> [Task] Search the listing below for "niepełnosprawności". Copy each matching line.

=-=-=

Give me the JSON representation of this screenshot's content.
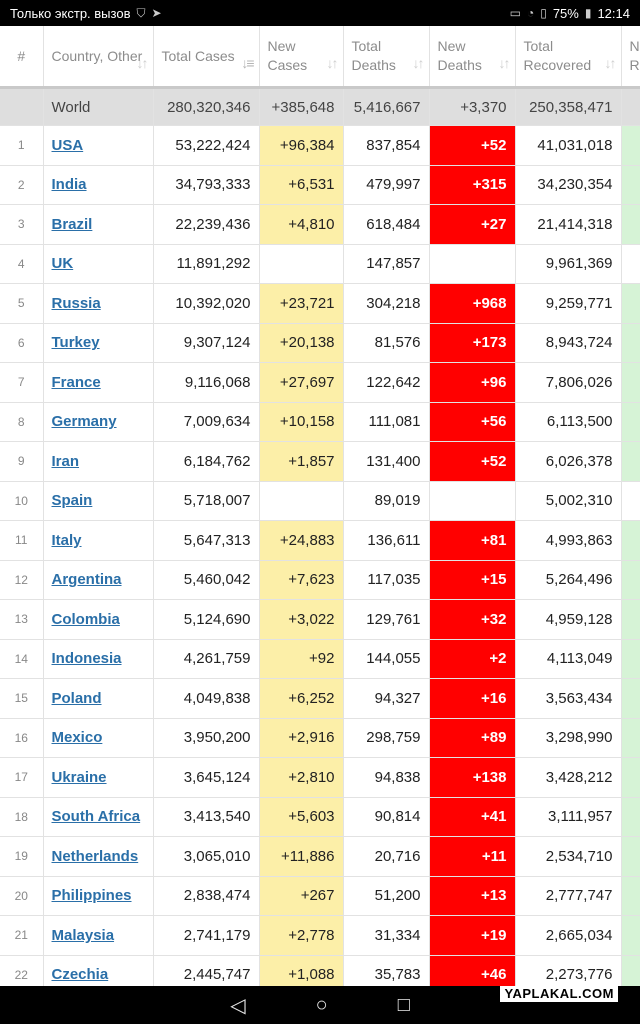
{
  "status_bar": {
    "left_text": "Только экстр. вызов",
    "battery": "75%",
    "time": "12:14"
  },
  "table": {
    "headers": [
      "#",
      "Country, Other",
      "Total Cases",
      "New Cases",
      "Total Deaths",
      "New Deaths",
      "Total Recovered",
      "New Re"
    ],
    "world": {
      "country": "World",
      "total_cases": "280,320,346",
      "new_cases": "+385,648",
      "total_deaths": "5,416,667",
      "new_deaths": "+3,370",
      "total_recovered": "250,358,471"
    },
    "rows": [
      {
        "rank": "1",
        "country": "USA",
        "total_cases": "53,222,424",
        "new_cases": "+96,384",
        "total_deaths": "837,854",
        "new_deaths": "+52",
        "total_recovered": "41,031,018"
      },
      {
        "rank": "2",
        "country": "India",
        "total_cases": "34,793,333",
        "new_cases": "+6,531",
        "total_deaths": "479,997",
        "new_deaths": "+315",
        "total_recovered": "34,230,354"
      },
      {
        "rank": "3",
        "country": "Brazil",
        "total_cases": "22,239,436",
        "new_cases": "+4,810",
        "total_deaths": "618,484",
        "new_deaths": "+27",
        "total_recovered": "21,414,318"
      },
      {
        "rank": "4",
        "country": "UK",
        "total_cases": "11,891,292",
        "new_cases": "",
        "total_deaths": "147,857",
        "new_deaths": "",
        "total_recovered": "9,961,369"
      },
      {
        "rank": "5",
        "country": "Russia",
        "total_cases": "10,392,020",
        "new_cases": "+23,721",
        "total_deaths": "304,218",
        "new_deaths": "+968",
        "total_recovered": "9,259,771"
      },
      {
        "rank": "6",
        "country": "Turkey",
        "total_cases": "9,307,124",
        "new_cases": "+20,138",
        "total_deaths": "81,576",
        "new_deaths": "+173",
        "total_recovered": "8,943,724"
      },
      {
        "rank": "7",
        "country": "France",
        "total_cases": "9,116,068",
        "new_cases": "+27,697",
        "total_deaths": "122,642",
        "new_deaths": "+96",
        "total_recovered": "7,806,026"
      },
      {
        "rank": "8",
        "country": "Germany",
        "total_cases": "7,009,634",
        "new_cases": "+10,158",
        "total_deaths": "111,081",
        "new_deaths": "+56",
        "total_recovered": "6,113,500"
      },
      {
        "rank": "9",
        "country": "Iran",
        "total_cases": "6,184,762",
        "new_cases": "+1,857",
        "total_deaths": "131,400",
        "new_deaths": "+52",
        "total_recovered": "6,026,378"
      },
      {
        "rank": "10",
        "country": "Spain",
        "total_cases": "5,718,007",
        "new_cases": "",
        "total_deaths": "89,019",
        "new_deaths": "",
        "total_recovered": "5,002,310"
      },
      {
        "rank": "11",
        "country": "Italy",
        "total_cases": "5,647,313",
        "new_cases": "+24,883",
        "total_deaths": "136,611",
        "new_deaths": "+81",
        "total_recovered": "4,993,863"
      },
      {
        "rank": "12",
        "country": "Argentina",
        "total_cases": "5,460,042",
        "new_cases": "+7,623",
        "total_deaths": "117,035",
        "new_deaths": "+15",
        "total_recovered": "5,264,496"
      },
      {
        "rank": "13",
        "country": "Colombia",
        "total_cases": "5,124,690",
        "new_cases": "+3,022",
        "total_deaths": "129,761",
        "new_deaths": "+32",
        "total_recovered": "4,959,128"
      },
      {
        "rank": "14",
        "country": "Indonesia",
        "total_cases": "4,261,759",
        "new_cases": "+92",
        "total_deaths": "144,055",
        "new_deaths": "+2",
        "total_recovered": "4,113,049"
      },
      {
        "rank": "15",
        "country": "Poland",
        "total_cases": "4,049,838",
        "new_cases": "+6,252",
        "total_deaths": "94,327",
        "new_deaths": "+16",
        "total_recovered": "3,563,434"
      },
      {
        "rank": "16",
        "country": "Mexico",
        "total_cases": "3,950,200",
        "new_cases": "+2,916",
        "total_deaths": "298,759",
        "new_deaths": "+89",
        "total_recovered": "3,298,990"
      },
      {
        "rank": "17",
        "country": "Ukraine",
        "total_cases": "3,645,124",
        "new_cases": "+2,810",
        "total_deaths": "94,838",
        "new_deaths": "+138",
        "total_recovered": "3,428,212"
      },
      {
        "rank": "18",
        "country": "South Africa",
        "total_cases": "3,413,540",
        "new_cases": "+5,603",
        "total_deaths": "90,814",
        "new_deaths": "+41",
        "total_recovered": "3,111,957"
      },
      {
        "rank": "19",
        "country": "Netherlands",
        "total_cases": "3,065,010",
        "new_cases": "+11,886",
        "total_deaths": "20,716",
        "new_deaths": "+11",
        "total_recovered": "2,534,710"
      },
      {
        "rank": "20",
        "country": "Philippines",
        "total_cases": "2,838,474",
        "new_cases": "+267",
        "total_deaths": "51,200",
        "new_deaths": "+13",
        "total_recovered": "2,777,747"
      },
      {
        "rank": "21",
        "country": "Malaysia",
        "total_cases": "2,741,179",
        "new_cases": "+2,778",
        "total_deaths": "31,334",
        "new_deaths": "+19",
        "total_recovered": "2,665,034"
      },
      {
        "rank": "22",
        "country": "Czechia",
        "total_cases": "2,445,747",
        "new_cases": "+1,088",
        "total_deaths": "35,783",
        "new_deaths": "+46",
        "total_recovered": "2,273,776"
      }
    ]
  },
  "nav": {
    "back": "◁",
    "home": "○",
    "recents": "□"
  },
  "watermark": "YAPLAKAL.COM",
  "colors": {
    "new_cases_bg": "#fcefa8",
    "new_deaths_bg": "#ff0000",
    "world_bg": "#dedede",
    "link": "#2a6fa8"
  }
}
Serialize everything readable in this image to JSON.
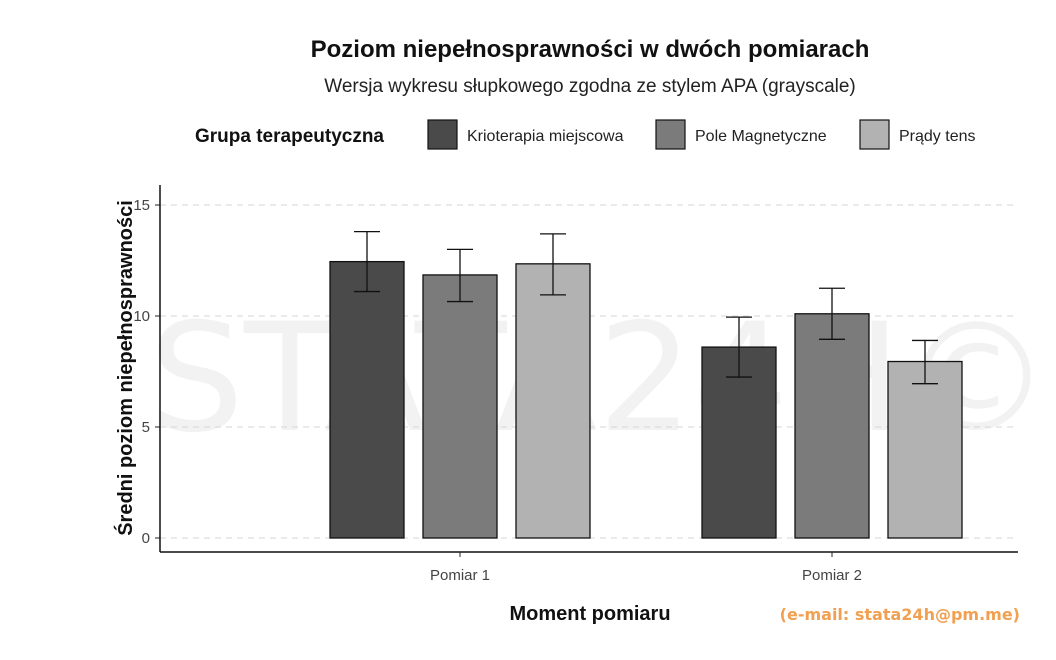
{
  "chart_data": {
    "type": "bar",
    "title": "Poziom niepełnosprawności w dwóch pomiarach",
    "subtitle": "Wersja wykresu słupkowego zgodna ze stylem APA (grayscale)",
    "xlabel": "Moment pomiaru",
    "ylabel": "Średni poziom niepełnosprawności",
    "ylim": [
      0,
      16
    ],
    "yticks": [
      0,
      5,
      10,
      15
    ],
    "grid": "horizontal-dashed",
    "legend_title": "Grupa terapeutyczna",
    "legend_position": "top",
    "categories": [
      "Pomiar 1",
      "Pomiar 2"
    ],
    "series": [
      {
        "name": "Krioterapia miejscowa",
        "color": "#4a4a4a",
        "values": [
          12.45,
          8.6
        ],
        "error_low": [
          11.1,
          7.25
        ],
        "error_high": [
          13.8,
          9.95
        ]
      },
      {
        "name": "Pole Magnetyczne",
        "color": "#7b7b7b",
        "values": [
          11.85,
          10.1
        ],
        "error_low": [
          10.65,
          8.95
        ],
        "error_high": [
          13.0,
          11.25
        ]
      },
      {
        "name": "Prądy tens",
        "color": "#b2b2b2",
        "values": [
          12.35,
          7.95
        ],
        "error_low": [
          10.95,
          6.95
        ],
        "error_high": [
          13.7,
          8.9
        ]
      }
    ]
  },
  "watermark": "STATA24H©",
  "footer_email": "(e-mail: stata24h@pm.me)"
}
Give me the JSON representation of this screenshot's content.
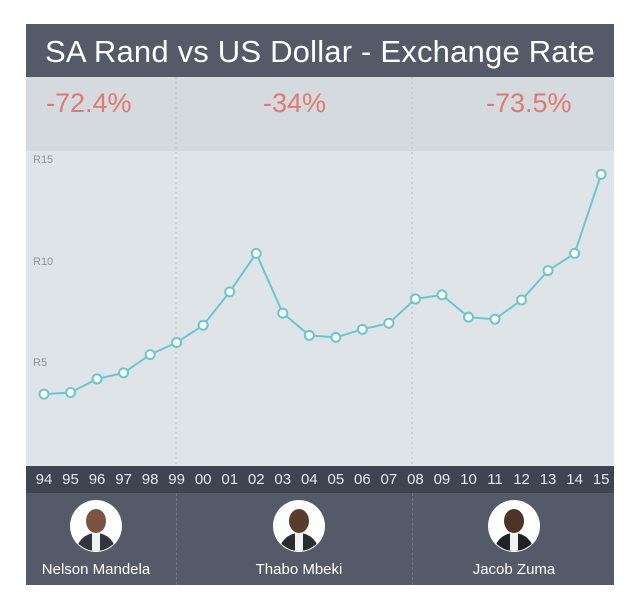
{
  "chart_data": {
    "type": "line",
    "title": "SA Rand vs US Dollar - Exchange Rate",
    "x": [
      "94",
      "95",
      "96",
      "97",
      "98",
      "99",
      "00",
      "01",
      "02",
      "03",
      "04",
      "05",
      "06",
      "07",
      "08",
      "09",
      "10",
      "11",
      "12",
      "13",
      "14",
      "15"
    ],
    "values": [
      3.55,
      3.63,
      4.3,
      4.6,
      5.5,
      6.1,
      6.95,
      8.6,
      10.5,
      7.55,
      6.45,
      6.35,
      6.75,
      7.05,
      8.25,
      8.45,
      7.35,
      7.25,
      8.2,
      9.65,
      10.5,
      14.4
    ],
    "y_ticks": [
      {
        "value": 5,
        "label": "R5"
      },
      {
        "value": 10,
        "label": "R10"
      },
      {
        "value": 15,
        "label": "R15"
      }
    ],
    "ylim": [
      0,
      15.6
    ],
    "line_color": "#6cc6cd",
    "grid": false
  },
  "terms": [
    {
      "change": "-72.4%",
      "leader": "Nelson Mandela",
      "from": "94",
      "to": "99"
    },
    {
      "change": "-34%",
      "leader": "Thabo Mbeki",
      "from": "99",
      "to": "08"
    },
    {
      "change": "-73.5%",
      "leader": "Jacob Zuma",
      "from": "09",
      "to": "15"
    }
  ],
  "colors": {
    "background": "#dfe4e8",
    "header": "#545a68",
    "axis_bar": "#3f4451",
    "percent": "#e07a70"
  }
}
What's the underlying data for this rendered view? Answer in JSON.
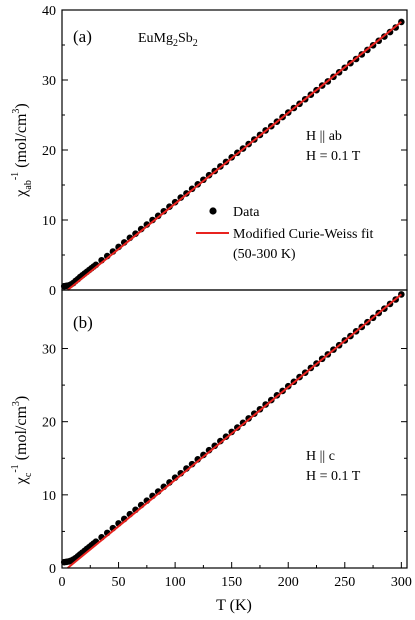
{
  "chart_data": [
    {
      "type": "scatter",
      "panel_label": "(a)",
      "compound": {
        "prefix": "EuMg",
        "sub1": "2",
        "mid": "Sb",
        "sub2": "2"
      },
      "annotations": [
        "H || ab",
        "H = 0.1 T"
      ],
      "ylabel": {
        "base": "χ",
        "sub": "ab",
        "sup": "-1",
        "unit_pre": " (mol/cm",
        "unit_sup": "3",
        "unit_post": ")"
      },
      "xlim": [
        0,
        305
      ],
      "ylim": [
        0,
        40
      ],
      "yticks": [
        0,
        10,
        20,
        30,
        40
      ],
      "series": [
        {
          "name": "Data",
          "kind": "points",
          "color": "#000000",
          "x": [
            2,
            4,
            6,
            8,
            10,
            12,
            14,
            16,
            18,
            20,
            22,
            24,
            26,
            28,
            30,
            35,
            40,
            45,
            50,
            55,
            60,
            65,
            70,
            75,
            80,
            85,
            90,
            95,
            100,
            105,
            110,
            115,
            120,
            125,
            130,
            135,
            140,
            145,
            150,
            155,
            160,
            165,
            170,
            175,
            180,
            185,
            190,
            195,
            200,
            205,
            210,
            215,
            220,
            225,
            230,
            235,
            240,
            245,
            250,
            255,
            260,
            265,
            270,
            275,
            280,
            285,
            290,
            295,
            300
          ],
          "y": [
            0.55,
            0.6,
            0.65,
            0.8,
            1.0,
            1.3,
            1.55,
            1.85,
            2.1,
            2.35,
            2.6,
            2.85,
            3.1,
            3.35,
            3.6,
            4.25,
            4.85,
            5.5,
            6.15,
            6.8,
            7.45,
            8.05,
            8.7,
            9.35,
            10.0,
            10.6,
            11.25,
            11.9,
            12.55,
            13.2,
            13.8,
            14.45,
            15.1,
            15.75,
            16.4,
            17.0,
            17.65,
            18.3,
            18.95,
            19.6,
            20.2,
            20.85,
            21.5,
            22.15,
            22.8,
            23.4,
            24.05,
            24.7,
            25.35,
            26.0,
            26.6,
            27.25,
            27.9,
            28.55,
            29.2,
            29.8,
            30.45,
            31.1,
            31.75,
            32.4,
            33.0,
            33.65,
            34.3,
            34.95,
            35.6,
            36.2,
            36.85,
            37.5,
            38.3
          ]
        },
        {
          "name": "Modified Curie-Weiss fit",
          "kind": "line",
          "color": "#e8231f",
          "x": [
            5,
            300
          ],
          "y": [
            0.0,
            38.3
          ]
        }
      ]
    },
    {
      "type": "scatter",
      "panel_label": "(b)",
      "annotations": [
        "H || c",
        "H = 0.1 T"
      ],
      "ylabel": {
        "base": "χ",
        "sub": "c",
        "sup": "-1",
        "unit_pre": " (mol/cm",
        "unit_sup": "3",
        "unit_post": ")"
      },
      "xlabel": "T (K)",
      "xlim": [
        0,
        305
      ],
      "ylim": [
        0,
        38
      ],
      "xticks": [
        0,
        50,
        100,
        150,
        200,
        250,
        300
      ],
      "yticks": [
        0,
        10,
        20,
        30
      ],
      "series": [
        {
          "name": "Data",
          "kind": "points",
          "color": "#000000",
          "x": [
            2,
            4,
            6,
            8,
            10,
            12,
            14,
            16,
            18,
            20,
            22,
            24,
            26,
            28,
            30,
            35,
            40,
            45,
            50,
            55,
            60,
            65,
            70,
            75,
            80,
            85,
            90,
            95,
            100,
            105,
            110,
            115,
            120,
            125,
            130,
            135,
            140,
            145,
            150,
            155,
            160,
            165,
            170,
            175,
            180,
            185,
            190,
            195,
            200,
            205,
            210,
            215,
            220,
            225,
            230,
            235,
            240,
            245,
            250,
            255,
            260,
            265,
            270,
            275,
            280,
            285,
            290,
            295,
            300
          ],
          "y": [
            0.8,
            0.85,
            0.9,
            1.0,
            1.15,
            1.35,
            1.6,
            1.85,
            2.1,
            2.35,
            2.6,
            2.85,
            3.1,
            3.35,
            3.6,
            4.2,
            4.8,
            5.45,
            6.1,
            6.7,
            7.35,
            7.95,
            8.6,
            9.2,
            9.85,
            10.45,
            11.1,
            11.7,
            12.35,
            12.95,
            13.6,
            14.2,
            14.85,
            15.45,
            16.1,
            16.7,
            17.35,
            17.95,
            18.6,
            19.2,
            19.85,
            20.45,
            21.1,
            21.7,
            22.35,
            22.95,
            23.6,
            24.2,
            24.85,
            25.45,
            26.1,
            26.7,
            27.35,
            27.95,
            28.6,
            29.2,
            29.85,
            30.45,
            31.1,
            31.7,
            32.35,
            32.95,
            33.6,
            34.2,
            34.85,
            35.45,
            36.1,
            36.7,
            37.4
          ]
        },
        {
          "name": "Modified Curie-Weiss fit",
          "kind": "line",
          "color": "#e8231f",
          "x": [
            5,
            300
          ],
          "y": [
            0.0,
            37.4
          ]
        }
      ]
    }
  ],
  "legend": {
    "items": [
      {
        "label": "Data",
        "kind": "point",
        "color": "#000000"
      },
      {
        "label": "Modified Curie-Weiss fit",
        "kind": "line",
        "color": "#e8231f"
      }
    ],
    "extra_line": "(50-300 K)"
  }
}
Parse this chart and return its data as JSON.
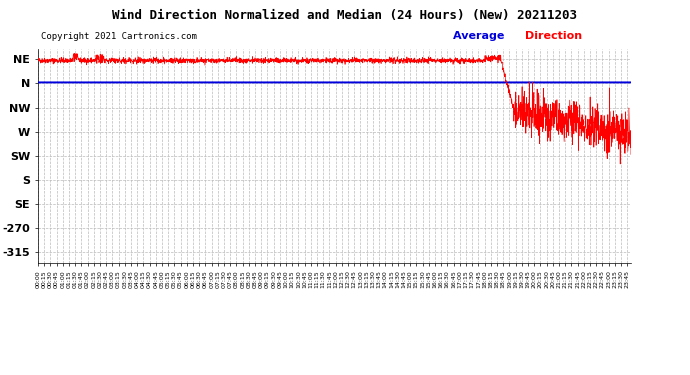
{
  "title": "Wind Direction Normalized and Median (24 Hours) (New) 20211203",
  "copyright": "Copyright 2021 Cartronics.com",
  "legend_blue_text": "Average ",
  "legend_red_text": "Direction",
  "bg_color": "#ffffff",
  "grid_color": "#bbbbbb",
  "title_color": "#000000",
  "copyright_color": "#000000",
  "blue_color": "#0000dd",
  "red_color": "#ff0000",
  "avg_value": 2.0,
  "ytick_values": [
    45,
    0,
    -45,
    -90,
    -135,
    -180,
    -225,
    -270,
    -315
  ],
  "ytick_labels": [
    "NE",
    "N",
    "NW",
    "W",
    "SW",
    "S",
    "SE",
    "-270",
    "-315"
  ],
  "ymax": 65,
  "ymin": -335,
  "xmin": 0,
  "xmax": 1435
}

=-=-=

> [Solved problem]
    "title": "Poziom niepełnosprawności w dwóch pomiarach",
    "ylabel": "Średni poziom niepełnosprawności",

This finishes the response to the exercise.